* Direction *
Search the records for the word "them" and report each line that has it.

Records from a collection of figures
[BEGIN]

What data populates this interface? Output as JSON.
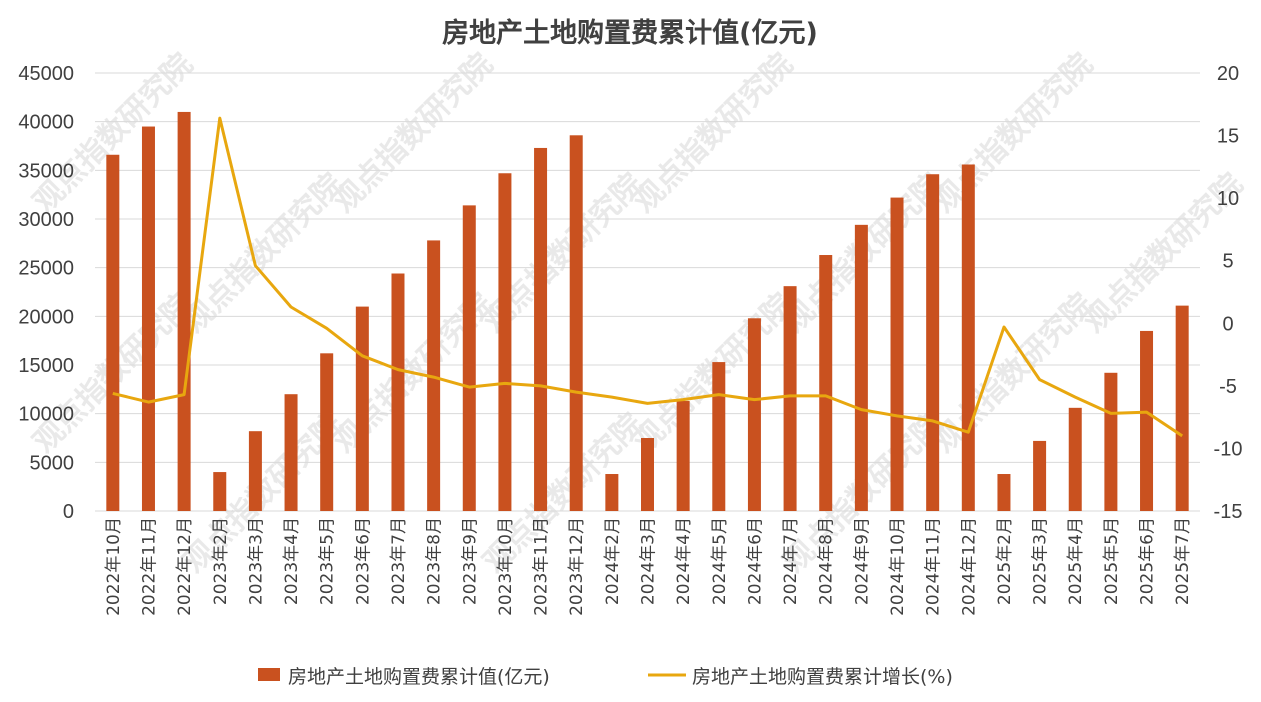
{
  "chart_data": {
    "type": "bar",
    "title": "房地产土地购置费累计值(亿元)",
    "watermark": "观点指数研究院",
    "categories": [
      "2022年10月",
      "2022年11月",
      "2022年12月",
      "2023年2月",
      "2023年3月",
      "2023年4月",
      "2023年5月",
      "2023年6月",
      "2023年7月",
      "2023年8月",
      "2023年9月",
      "2023年10月",
      "2023年11月",
      "2023年12月",
      "2024年2月",
      "2024年3月",
      "2024年4月",
      "2024年5月",
      "2024年6月",
      "2024年7月",
      "2024年8月",
      "2024年9月",
      "2024年10月",
      "2024年11月",
      "2024年12月",
      "2025年2月",
      "2025年3月",
      "2025年4月",
      "2025年5月",
      "2025年6月",
      "2025年7月"
    ],
    "series": [
      {
        "name": "房地产土地购置费累计值(亿元)",
        "type": "bar",
        "axis": "left",
        "color": "#C9511F",
        "values": [
          36600,
          39500,
          41000,
          4000,
          8200,
          12000,
          16200,
          21000,
          24400,
          27800,
          31400,
          34700,
          37300,
          38600,
          3800,
          7500,
          11300,
          15300,
          19800,
          23100,
          26300,
          29400,
          32200,
          34600,
          35600,
          3800,
          7200,
          10600,
          14200,
          18500,
          21100
        ]
      },
      {
        "name": "房地产土地购置费累计增长(%)",
        "type": "line",
        "axis": "right",
        "color": "#E8A70F",
        "values": [
          -5.6,
          -6.3,
          -5.7,
          16.4,
          4.6,
          1.3,
          -0.4,
          -2.6,
          -3.7,
          -4.3,
          -5.1,
          -4.8,
          -5.0,
          -5.5,
          -5.9,
          -6.4,
          -6.1,
          -5.7,
          -6.1,
          -5.8,
          -5.8,
          -6.9,
          -7.4,
          -7.8,
          -8.7,
          -0.3,
          -4.5,
          -5.9,
          -7.2,
          -7.1,
          -9.0
        ]
      }
    ],
    "y_left": {
      "min": 0,
      "max": 45000,
      "step": 5000
    },
    "y_right": {
      "min": -15,
      "max": 20,
      "step": 5
    },
    "grid": true,
    "legend_position": "bottom"
  }
}
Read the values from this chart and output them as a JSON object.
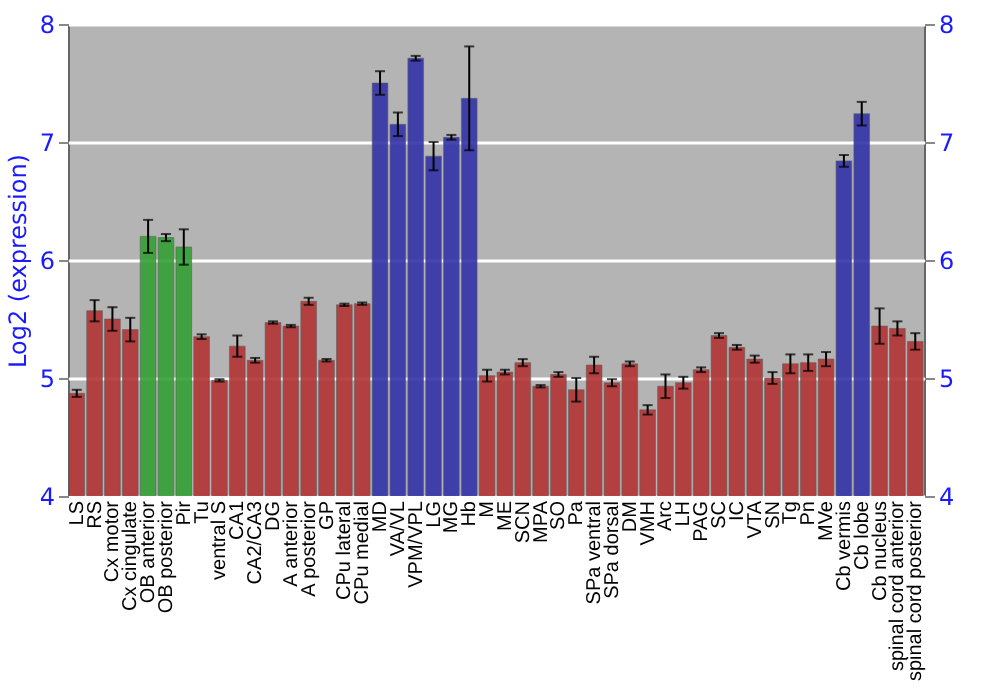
{
  "chart_data": {
    "type": "bar",
    "ylabel": "Log2 (expression)",
    "categories": [
      "LS",
      "RS",
      "Cx motor",
      "Cx cingulate",
      "OB anterior",
      "OB posterior",
      "Pir",
      "Tu",
      "ventral S",
      "CA1",
      "CA2/CA3",
      "DG",
      "A anterior",
      "A posterior",
      "GP",
      "CPu lateral",
      "CPu medial",
      "MD",
      "VA/VL",
      "VPM/VPL",
      "LG",
      "MG",
      "Hb",
      "M",
      "ME",
      "SCN",
      "MPA",
      "SO",
      "Pa",
      "SPa ventral",
      "SPa dorsal",
      "DM",
      "VMH",
      "Arc",
      "LH",
      "PAG",
      "SC",
      "IC",
      "VTA",
      "SN",
      "Tg",
      "Pn",
      "MVe",
      "Cb vermis",
      "Cb lobe",
      "Cb nucleus",
      "spinal cord anterior",
      "spinal cord posterior"
    ],
    "values": [
      4.87,
      5.57,
      5.5,
      5.41,
      6.2,
      6.19,
      6.11,
      5.35,
      4.98,
      5.27,
      5.15,
      5.47,
      5.44,
      5.65,
      5.15,
      5.62,
      5.63,
      7.5,
      7.15,
      7.71,
      6.88,
      7.04,
      7.37,
      5.02,
      5.05,
      5.13,
      4.93,
      5.03,
      4.9,
      5.11,
      4.96,
      5.12,
      4.73,
      4.93,
      4.96,
      5.07,
      5.36,
      5.26,
      5.16,
      5.0,
      5.12,
      5.13,
      5.16,
      6.84,
      7.24,
      5.44,
      5.42,
      5.31
    ],
    "errors": [
      0.03,
      0.09,
      0.1,
      0.1,
      0.14,
      0.03,
      0.15,
      0.02,
      0.01,
      0.09,
      0.02,
      0.01,
      0.01,
      0.03,
      0.01,
      0.01,
      0.01,
      0.1,
      0.1,
      0.02,
      0.12,
      0.02,
      0.44,
      0.05,
      0.02,
      0.03,
      0.01,
      0.02,
      0.1,
      0.07,
      0.03,
      0.02,
      0.04,
      0.1,
      0.05,
      0.02,
      0.02,
      0.02,
      0.03,
      0.05,
      0.08,
      0.07,
      0.06,
      0.05,
      0.1,
      0.15,
      0.06,
      0.07
    ],
    "colors": [
      "#b23434",
      "#b23434",
      "#b23434",
      "#b23434",
      "#33a033",
      "#33a033",
      "#33a033",
      "#b23434",
      "#b23434",
      "#b23434",
      "#b23434",
      "#b23434",
      "#b23434",
      "#b23434",
      "#b23434",
      "#b23434",
      "#b23434",
      "#3333aa",
      "#3333aa",
      "#3333aa",
      "#3333aa",
      "#3333aa",
      "#3333aa",
      "#b23434",
      "#b23434",
      "#b23434",
      "#b23434",
      "#b23434",
      "#b23434",
      "#b23434",
      "#b23434",
      "#b23434",
      "#b23434",
      "#b23434",
      "#b23434",
      "#b23434",
      "#b23434",
      "#b23434",
      "#b23434",
      "#b23434",
      "#b23434",
      "#b23434",
      "#b23434",
      "#3333aa",
      "#3333aa",
      "#b23434",
      "#b23434",
      "#b23434"
    ],
    "ylim": [
      4,
      8
    ],
    "yticks": [
      4,
      5,
      6,
      7,
      8
    ],
    "y2lim": [
      4,
      8
    ],
    "y2ticks": [
      4,
      5,
      6,
      7,
      8
    ],
    "grid": "y"
  }
}
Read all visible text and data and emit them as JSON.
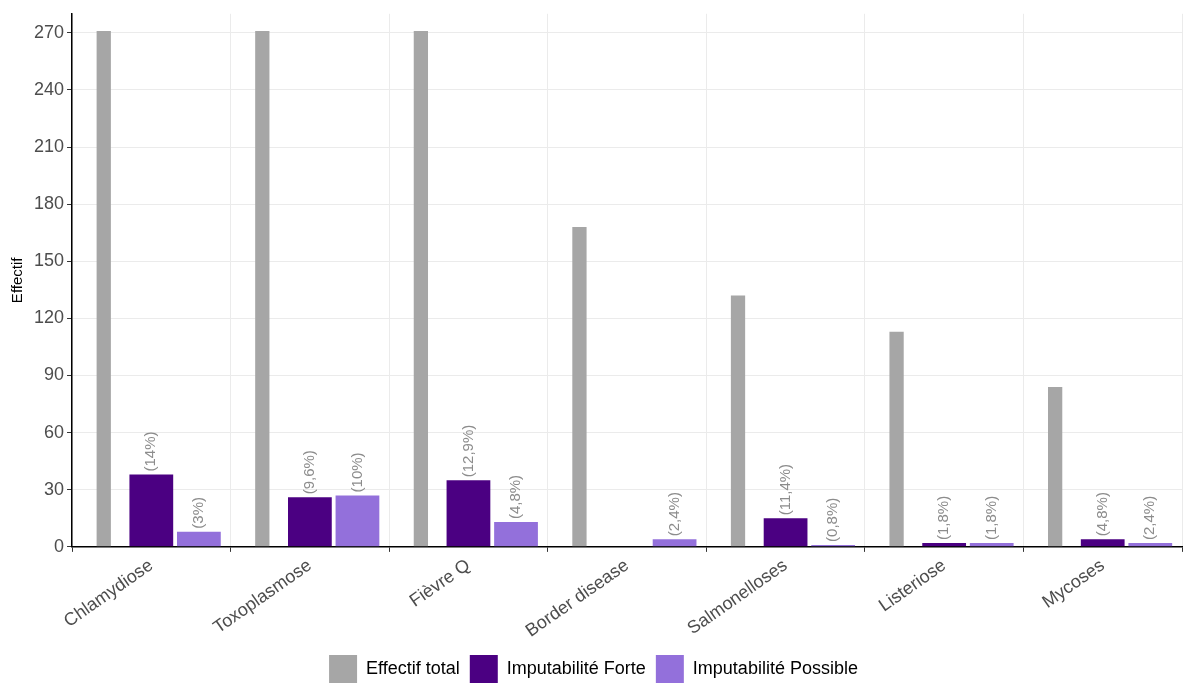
{
  "chart_data": {
    "type": "bar",
    "ylabel": "Effectif",
    "categories": [
      "Chlamydiose",
      "Toxoplasmose",
      "Fièvre Q",
      "Border disease",
      "Salmonelloses",
      "Listeriose",
      "Mycoses"
    ],
    "series": [
      {
        "name": "Effectif total",
        "color": "#a6a6a6",
        "values": [
          271,
          271,
          271,
          168,
          132,
          113,
          84
        ]
      },
      {
        "name": "Imputabilité Forte",
        "color": "#4b0082",
        "values": [
          38,
          26,
          35,
          0,
          15,
          2,
          4
        ]
      },
      {
        "name": "Imputabilité Possible",
        "color": "#9370db",
        "values": [
          8,
          27,
          13,
          4,
          1,
          2,
          2
        ]
      }
    ],
    "annotations": [
      {
        "text": "(14%)",
        "x": "Chlamydiose",
        "y": 38
      },
      "(3%)",
      {
        "text": "(9,6%)",
        "x": "Toxoplasmose",
        "y": 26
      },
      {
        "text": "(10%)",
        "x": "Toxoplasmose",
        "y": 27
      },
      {
        "text": "(12,9%)",
        "x": "Fièvre Q",
        "y": 35
      },
      "(4,8%)",
      "(2,4%)",
      {
        "text": "(11,4%)",
        "x": "Salmonelloses",
        "y": 15
      },
      {
        "text": "(0,8%)",
        "x": "Salmonelloses",
        "y": 1
      },
      {
        "text": "(1,8%)",
        "x": "Listeriose",
        "y": 2
      },
      {
        "text": "(1,8%)",
        "x": "Listeriose",
        "y": 2
      },
      {
        "text": "(4,8%)",
        "x": "Mycoses",
        "y": 4
      },
      {
        "text": "(2,4%)",
        "x": "Mycoses",
        "y": 2
      }
    ],
    "ylim": [
      0,
      280
    ],
    "yticks": [
      0,
      30,
      60,
      90,
      120,
      150,
      180,
      210,
      240,
      270
    ],
    "grid": true,
    "legend": "bottom"
  }
}
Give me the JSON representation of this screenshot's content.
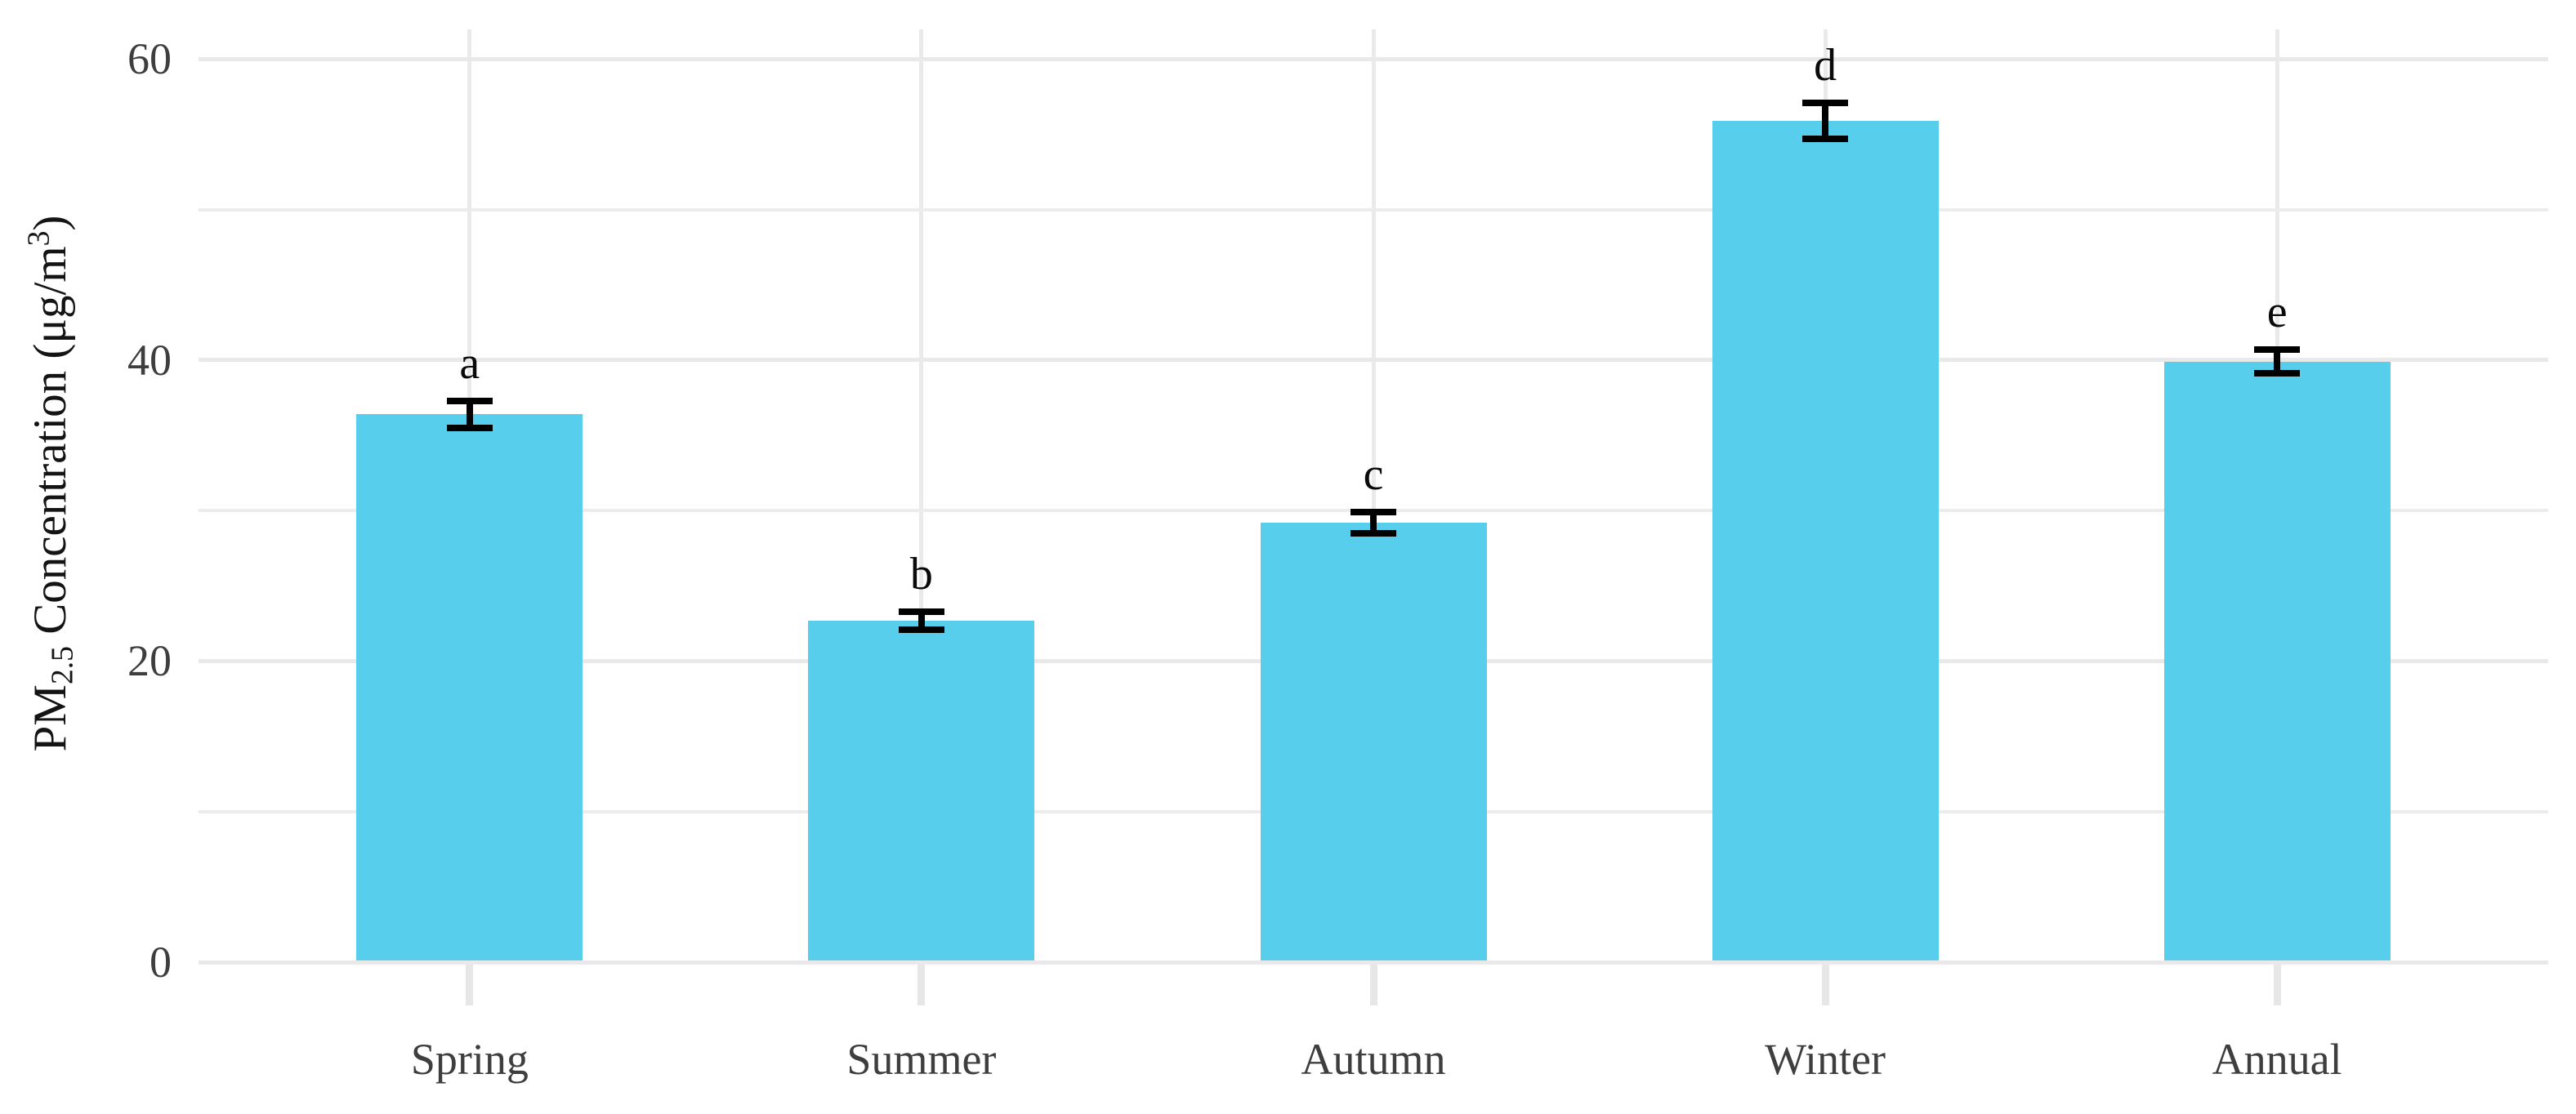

[END]

* Answer *
Read the values from this chart and output them as a JSON object.
Read all visible text and data and emit them as JSON.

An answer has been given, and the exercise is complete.